Instruction ->
Which lines in the material below contain the word "powyższe"? Copy each of them.

Material shown ->
——————

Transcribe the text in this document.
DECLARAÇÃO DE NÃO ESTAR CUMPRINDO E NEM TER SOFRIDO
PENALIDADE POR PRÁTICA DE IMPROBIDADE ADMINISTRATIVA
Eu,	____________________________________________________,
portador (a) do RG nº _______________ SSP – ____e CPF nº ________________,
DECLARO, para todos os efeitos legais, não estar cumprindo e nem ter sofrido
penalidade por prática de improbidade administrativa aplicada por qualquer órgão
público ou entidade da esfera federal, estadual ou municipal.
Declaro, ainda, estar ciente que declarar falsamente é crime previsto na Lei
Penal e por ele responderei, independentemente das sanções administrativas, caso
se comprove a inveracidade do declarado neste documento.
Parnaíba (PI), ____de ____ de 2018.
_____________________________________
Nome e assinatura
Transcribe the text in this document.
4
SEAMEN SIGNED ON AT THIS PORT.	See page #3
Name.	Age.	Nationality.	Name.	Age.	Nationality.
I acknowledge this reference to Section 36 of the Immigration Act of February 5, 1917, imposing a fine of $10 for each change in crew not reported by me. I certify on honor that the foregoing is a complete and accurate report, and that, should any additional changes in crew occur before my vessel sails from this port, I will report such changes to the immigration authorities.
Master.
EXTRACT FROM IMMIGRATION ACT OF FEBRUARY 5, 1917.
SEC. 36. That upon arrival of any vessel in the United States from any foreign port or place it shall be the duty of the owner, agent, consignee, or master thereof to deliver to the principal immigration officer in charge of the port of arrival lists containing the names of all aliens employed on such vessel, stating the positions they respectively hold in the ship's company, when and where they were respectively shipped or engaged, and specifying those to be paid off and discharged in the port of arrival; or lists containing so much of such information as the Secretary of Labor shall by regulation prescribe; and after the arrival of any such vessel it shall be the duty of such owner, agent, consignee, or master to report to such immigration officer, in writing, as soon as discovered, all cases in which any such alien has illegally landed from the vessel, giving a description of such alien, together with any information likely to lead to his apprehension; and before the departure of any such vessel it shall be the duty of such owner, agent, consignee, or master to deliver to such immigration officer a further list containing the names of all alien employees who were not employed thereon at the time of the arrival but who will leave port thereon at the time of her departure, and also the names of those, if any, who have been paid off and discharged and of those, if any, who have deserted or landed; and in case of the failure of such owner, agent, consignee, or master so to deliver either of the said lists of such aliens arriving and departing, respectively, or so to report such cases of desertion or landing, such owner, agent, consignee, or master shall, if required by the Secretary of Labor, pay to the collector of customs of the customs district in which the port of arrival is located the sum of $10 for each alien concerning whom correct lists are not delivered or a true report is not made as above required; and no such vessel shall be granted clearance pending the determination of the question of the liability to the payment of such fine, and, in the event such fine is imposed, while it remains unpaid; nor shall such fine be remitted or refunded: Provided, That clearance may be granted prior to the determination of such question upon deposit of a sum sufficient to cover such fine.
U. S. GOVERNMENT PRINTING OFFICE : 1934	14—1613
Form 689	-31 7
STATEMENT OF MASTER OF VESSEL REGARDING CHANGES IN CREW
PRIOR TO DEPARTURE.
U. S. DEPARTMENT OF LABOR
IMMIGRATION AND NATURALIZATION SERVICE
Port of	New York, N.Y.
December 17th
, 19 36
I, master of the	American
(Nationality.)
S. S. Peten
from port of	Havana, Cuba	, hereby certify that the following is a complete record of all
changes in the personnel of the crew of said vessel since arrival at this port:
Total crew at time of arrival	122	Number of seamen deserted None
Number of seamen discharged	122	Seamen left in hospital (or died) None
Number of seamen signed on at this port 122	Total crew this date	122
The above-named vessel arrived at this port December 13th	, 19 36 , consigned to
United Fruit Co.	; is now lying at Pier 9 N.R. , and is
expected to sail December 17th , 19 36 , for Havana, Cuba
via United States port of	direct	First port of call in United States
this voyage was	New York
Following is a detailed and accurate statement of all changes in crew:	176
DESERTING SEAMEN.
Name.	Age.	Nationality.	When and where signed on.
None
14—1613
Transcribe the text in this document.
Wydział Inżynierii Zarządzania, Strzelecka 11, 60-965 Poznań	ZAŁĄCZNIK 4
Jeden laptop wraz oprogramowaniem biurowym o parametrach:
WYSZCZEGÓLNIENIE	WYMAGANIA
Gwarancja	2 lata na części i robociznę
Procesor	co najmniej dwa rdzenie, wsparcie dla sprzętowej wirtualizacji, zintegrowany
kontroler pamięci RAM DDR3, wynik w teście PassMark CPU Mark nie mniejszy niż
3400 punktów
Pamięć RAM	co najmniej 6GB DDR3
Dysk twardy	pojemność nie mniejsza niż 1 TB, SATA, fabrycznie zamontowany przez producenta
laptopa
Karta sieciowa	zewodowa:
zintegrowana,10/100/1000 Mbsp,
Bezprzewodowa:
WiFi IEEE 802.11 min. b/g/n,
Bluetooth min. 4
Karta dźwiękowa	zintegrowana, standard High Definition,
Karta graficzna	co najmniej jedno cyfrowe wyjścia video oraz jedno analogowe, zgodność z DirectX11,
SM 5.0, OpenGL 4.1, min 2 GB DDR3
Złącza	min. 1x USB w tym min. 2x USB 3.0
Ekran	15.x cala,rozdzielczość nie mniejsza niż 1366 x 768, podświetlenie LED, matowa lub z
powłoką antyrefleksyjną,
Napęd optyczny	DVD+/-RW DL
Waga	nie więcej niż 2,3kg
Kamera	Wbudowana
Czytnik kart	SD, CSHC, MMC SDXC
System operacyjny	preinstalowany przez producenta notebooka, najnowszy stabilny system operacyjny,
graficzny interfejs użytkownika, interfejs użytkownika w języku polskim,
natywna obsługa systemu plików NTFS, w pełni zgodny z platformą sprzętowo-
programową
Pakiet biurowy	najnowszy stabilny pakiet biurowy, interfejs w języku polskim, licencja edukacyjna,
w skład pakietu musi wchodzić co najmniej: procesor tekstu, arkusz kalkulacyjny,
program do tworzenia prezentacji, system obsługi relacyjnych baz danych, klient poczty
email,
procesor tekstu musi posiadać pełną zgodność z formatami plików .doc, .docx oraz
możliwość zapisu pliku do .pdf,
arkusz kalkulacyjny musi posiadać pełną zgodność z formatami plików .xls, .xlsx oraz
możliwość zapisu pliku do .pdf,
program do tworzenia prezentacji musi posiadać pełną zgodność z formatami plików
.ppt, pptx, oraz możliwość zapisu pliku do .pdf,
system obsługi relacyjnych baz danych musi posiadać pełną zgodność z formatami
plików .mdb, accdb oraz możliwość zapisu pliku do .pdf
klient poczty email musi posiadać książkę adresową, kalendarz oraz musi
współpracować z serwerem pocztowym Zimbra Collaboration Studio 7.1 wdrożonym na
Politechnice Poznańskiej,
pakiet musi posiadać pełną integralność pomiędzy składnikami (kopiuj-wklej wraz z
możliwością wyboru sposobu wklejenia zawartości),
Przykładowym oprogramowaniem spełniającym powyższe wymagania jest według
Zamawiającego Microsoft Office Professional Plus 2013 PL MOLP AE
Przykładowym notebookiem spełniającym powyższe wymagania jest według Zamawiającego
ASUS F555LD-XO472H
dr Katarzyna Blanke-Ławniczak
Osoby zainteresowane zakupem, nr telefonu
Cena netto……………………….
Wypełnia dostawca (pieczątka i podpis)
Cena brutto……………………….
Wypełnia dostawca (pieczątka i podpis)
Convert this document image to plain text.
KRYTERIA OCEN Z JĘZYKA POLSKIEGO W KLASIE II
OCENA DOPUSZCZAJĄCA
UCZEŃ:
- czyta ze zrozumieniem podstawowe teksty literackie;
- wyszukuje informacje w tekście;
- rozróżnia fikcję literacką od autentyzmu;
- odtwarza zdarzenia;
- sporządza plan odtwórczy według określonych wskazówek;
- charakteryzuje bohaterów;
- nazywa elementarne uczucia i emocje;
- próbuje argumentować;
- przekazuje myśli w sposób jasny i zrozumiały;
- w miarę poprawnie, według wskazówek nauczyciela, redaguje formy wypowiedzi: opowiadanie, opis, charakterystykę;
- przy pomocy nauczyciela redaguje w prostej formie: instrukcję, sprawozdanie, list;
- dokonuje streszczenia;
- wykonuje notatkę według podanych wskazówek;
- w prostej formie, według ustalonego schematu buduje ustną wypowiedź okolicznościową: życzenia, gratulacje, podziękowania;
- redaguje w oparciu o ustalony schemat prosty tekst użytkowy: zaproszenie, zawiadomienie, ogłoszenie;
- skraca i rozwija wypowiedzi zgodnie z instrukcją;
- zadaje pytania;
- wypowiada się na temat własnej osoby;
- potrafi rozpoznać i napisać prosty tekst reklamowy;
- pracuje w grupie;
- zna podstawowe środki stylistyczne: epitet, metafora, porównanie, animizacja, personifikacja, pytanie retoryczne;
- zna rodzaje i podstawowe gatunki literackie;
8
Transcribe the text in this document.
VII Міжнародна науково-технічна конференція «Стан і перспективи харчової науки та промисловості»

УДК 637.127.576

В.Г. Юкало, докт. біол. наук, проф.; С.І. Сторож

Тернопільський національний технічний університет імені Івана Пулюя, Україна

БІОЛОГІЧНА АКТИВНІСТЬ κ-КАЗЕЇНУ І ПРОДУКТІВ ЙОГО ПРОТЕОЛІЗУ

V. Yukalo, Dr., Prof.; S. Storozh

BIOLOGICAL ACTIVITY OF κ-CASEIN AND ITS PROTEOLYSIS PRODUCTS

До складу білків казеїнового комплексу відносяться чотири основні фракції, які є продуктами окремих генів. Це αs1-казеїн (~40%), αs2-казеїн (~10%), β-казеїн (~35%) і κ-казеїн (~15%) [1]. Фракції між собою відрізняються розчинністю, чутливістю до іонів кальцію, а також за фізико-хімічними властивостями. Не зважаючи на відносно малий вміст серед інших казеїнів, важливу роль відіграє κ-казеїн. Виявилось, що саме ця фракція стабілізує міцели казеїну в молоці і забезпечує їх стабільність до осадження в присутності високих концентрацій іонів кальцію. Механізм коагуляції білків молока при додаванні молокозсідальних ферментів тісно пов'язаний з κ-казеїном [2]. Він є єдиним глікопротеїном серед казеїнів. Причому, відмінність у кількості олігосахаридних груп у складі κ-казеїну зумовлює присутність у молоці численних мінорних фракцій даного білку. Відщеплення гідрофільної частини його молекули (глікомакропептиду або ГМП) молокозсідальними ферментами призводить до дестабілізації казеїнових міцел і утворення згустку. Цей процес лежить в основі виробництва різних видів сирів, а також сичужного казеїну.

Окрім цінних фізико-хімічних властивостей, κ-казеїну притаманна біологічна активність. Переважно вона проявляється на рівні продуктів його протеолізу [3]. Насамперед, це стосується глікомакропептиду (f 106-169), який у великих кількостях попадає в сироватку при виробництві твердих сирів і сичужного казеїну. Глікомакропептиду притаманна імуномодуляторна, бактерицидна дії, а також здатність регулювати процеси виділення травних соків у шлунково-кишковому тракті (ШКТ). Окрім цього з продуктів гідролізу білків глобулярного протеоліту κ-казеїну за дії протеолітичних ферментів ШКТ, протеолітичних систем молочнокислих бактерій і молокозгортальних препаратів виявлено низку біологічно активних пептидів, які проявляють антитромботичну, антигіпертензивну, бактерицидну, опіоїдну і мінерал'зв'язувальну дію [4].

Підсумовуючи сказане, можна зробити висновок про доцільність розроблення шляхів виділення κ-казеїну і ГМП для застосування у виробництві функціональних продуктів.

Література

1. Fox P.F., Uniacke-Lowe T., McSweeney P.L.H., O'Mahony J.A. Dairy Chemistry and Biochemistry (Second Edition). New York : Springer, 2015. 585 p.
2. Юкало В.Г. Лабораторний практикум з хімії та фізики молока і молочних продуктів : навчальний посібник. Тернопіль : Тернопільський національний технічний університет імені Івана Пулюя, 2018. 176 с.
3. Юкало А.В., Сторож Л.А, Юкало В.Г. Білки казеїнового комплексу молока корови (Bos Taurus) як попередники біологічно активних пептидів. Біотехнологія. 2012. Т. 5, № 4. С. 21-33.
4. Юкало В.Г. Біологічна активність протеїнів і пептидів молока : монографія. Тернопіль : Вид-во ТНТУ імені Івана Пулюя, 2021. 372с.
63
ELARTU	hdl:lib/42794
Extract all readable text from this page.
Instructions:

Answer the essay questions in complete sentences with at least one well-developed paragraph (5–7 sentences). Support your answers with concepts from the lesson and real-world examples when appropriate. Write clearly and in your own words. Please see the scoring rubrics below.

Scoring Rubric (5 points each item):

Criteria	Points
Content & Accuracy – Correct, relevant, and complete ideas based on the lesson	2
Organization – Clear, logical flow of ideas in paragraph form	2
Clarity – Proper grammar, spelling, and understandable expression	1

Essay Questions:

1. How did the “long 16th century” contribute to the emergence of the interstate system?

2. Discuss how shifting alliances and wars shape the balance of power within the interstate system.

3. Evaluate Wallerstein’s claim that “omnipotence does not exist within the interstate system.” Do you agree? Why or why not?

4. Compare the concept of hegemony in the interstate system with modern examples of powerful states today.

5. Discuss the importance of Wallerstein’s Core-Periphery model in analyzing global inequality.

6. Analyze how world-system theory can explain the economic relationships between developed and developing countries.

——————

Result for this task ->
Przykładowym oprogramowaniem spełniającym powyższe wymagania jest według
Przykładowym notebookiem spełniającym powyższe wymagania jest według Zamawiającego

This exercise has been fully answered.